§ Problem requirements
In your copy, repeat the records exactly and leave out the pictures.

§ Entries provided
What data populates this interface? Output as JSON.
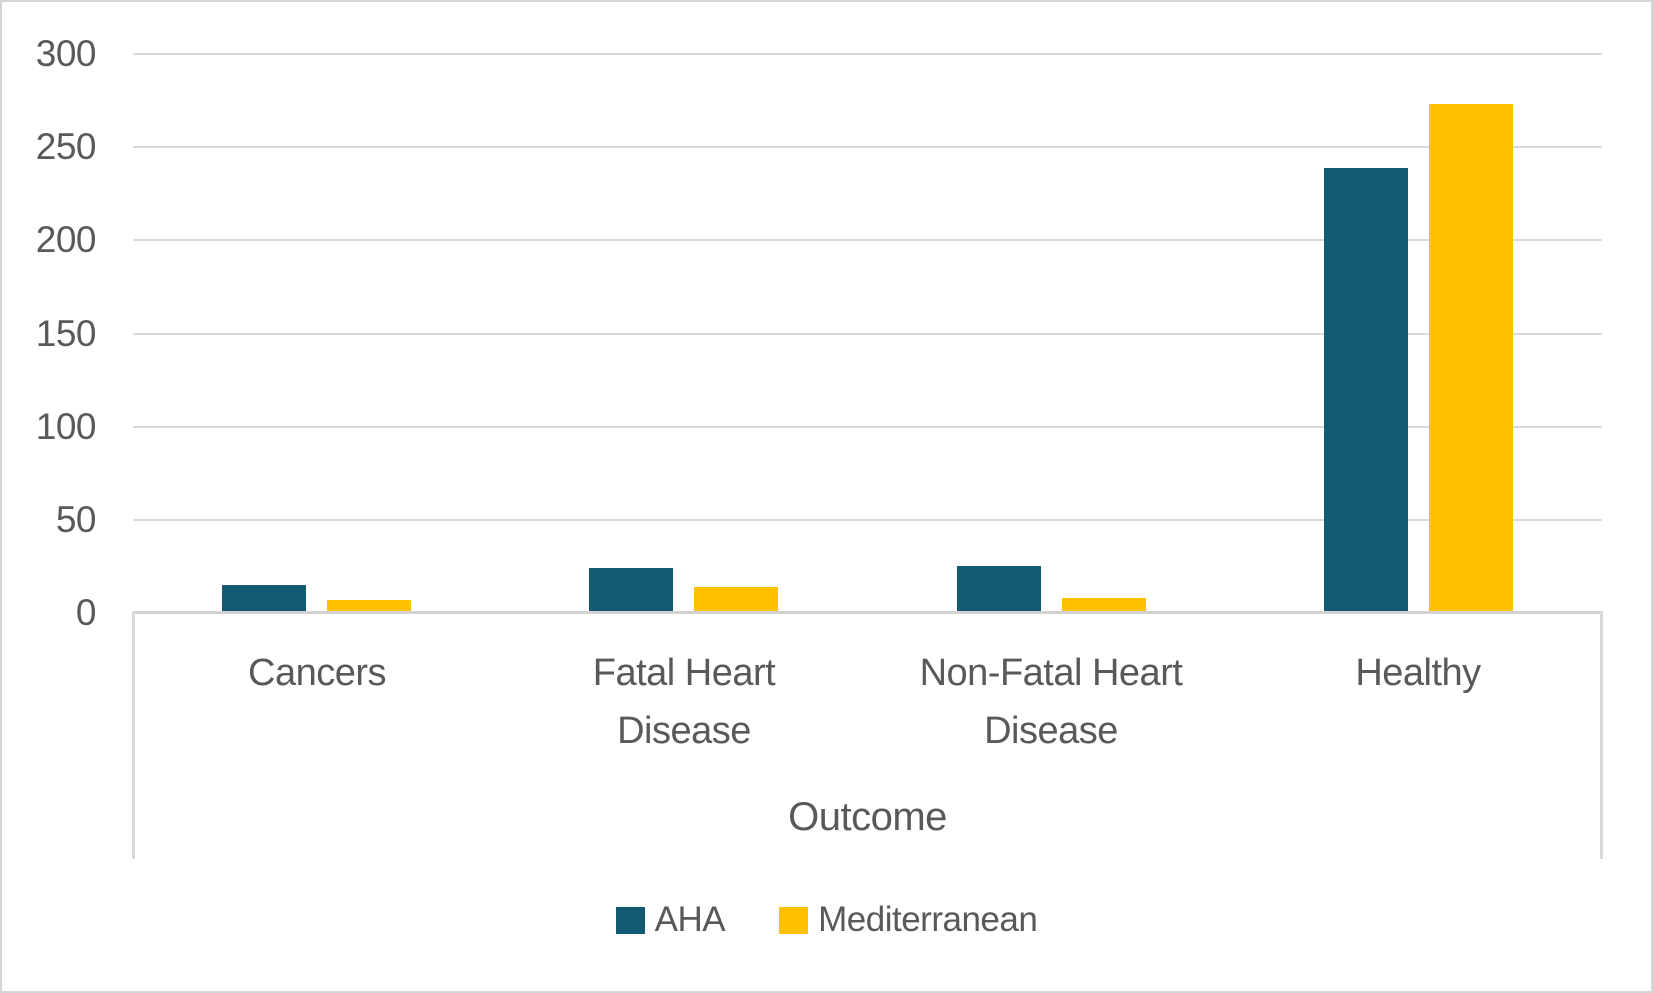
{
  "chart_data": {
    "type": "bar",
    "title": "",
    "categories": [
      "Cancers",
      "Fatal Heart Disease",
      "Non-Fatal Heart Disease",
      "Healthy"
    ],
    "series": [
      {
        "name": "AHA",
        "color": "#145972",
        "values": [
          15,
          24,
          25,
          239
        ]
      },
      {
        "name": "Mediterranean",
        "color": "#FFC000",
        "values": [
          7,
          14,
          8,
          273
        ]
      }
    ],
    "xlabel": "Outcome",
    "ylabel": "",
    "ylim": [
      0,
      300
    ],
    "yticks": [
      0,
      50,
      100,
      150,
      200,
      250,
      300
    ],
    "ytick_labels": [
      "0",
      "50",
      "100",
      "150",
      "200",
      "250",
      "300"
    ],
    "grid": true,
    "legend_position": "bottom",
    "bar_gap_in_pair": 21,
    "plot_background": "#ffffff"
  },
  "colors": {
    "aha_bar": "#145972",
    "mediterranean_bar": "#FFC000",
    "axis_text": "#595959",
    "gridline": "#dadada",
    "frame_border": "#d5d5d5"
  },
  "legend": {
    "items": [
      {
        "label": "AHA",
        "color": "#145972"
      },
      {
        "label": "Mediterranean",
        "color": "#FFC000"
      }
    ]
  }
}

§ The output
What data populates this interface? Output as JSON.
{
  "chart_data": {
    "type": "bar",
    "title": "",
    "categories": [
      "Cancers",
      "Fatal Heart Disease",
      "Non-Fatal Heart Disease",
      "Healthy"
    ],
    "series": [
      {
        "name": "AHA",
        "color": "#145972",
        "values": [
          15,
          24,
          25,
          239
        ]
      },
      {
        "name": "Mediterranean",
        "color": "#FFC000",
        "values": [
          7,
          14,
          8,
          273
        ]
      }
    ],
    "xlabel": "Outcome",
    "ylabel": "",
    "ylim": [
      0,
      300
    ],
    "yticks": [
      0,
      50,
      100,
      150,
      200,
      250,
      300
    ],
    "ytick_labels": [
      "0",
      "50",
      "100",
      "150",
      "200",
      "250",
      "300"
    ],
    "grid": true,
    "legend_position": "bottom",
    "bar_gap_in_pair": 21,
    "plot_background": "#ffffff"
  },
  "colors": {
    "aha_bar": "#145972",
    "mediterranean_bar": "#FFC000",
    "axis_text": "#595959",
    "gridline": "#dadada",
    "frame_border": "#d5d5d5"
  },
  "legend": {
    "items": [
      {
        "label": "AHA",
        "color": "#145972"
      },
      {
        "label": "Mediterranean",
        "color": "#FFC000"
      }
    ]
  }
}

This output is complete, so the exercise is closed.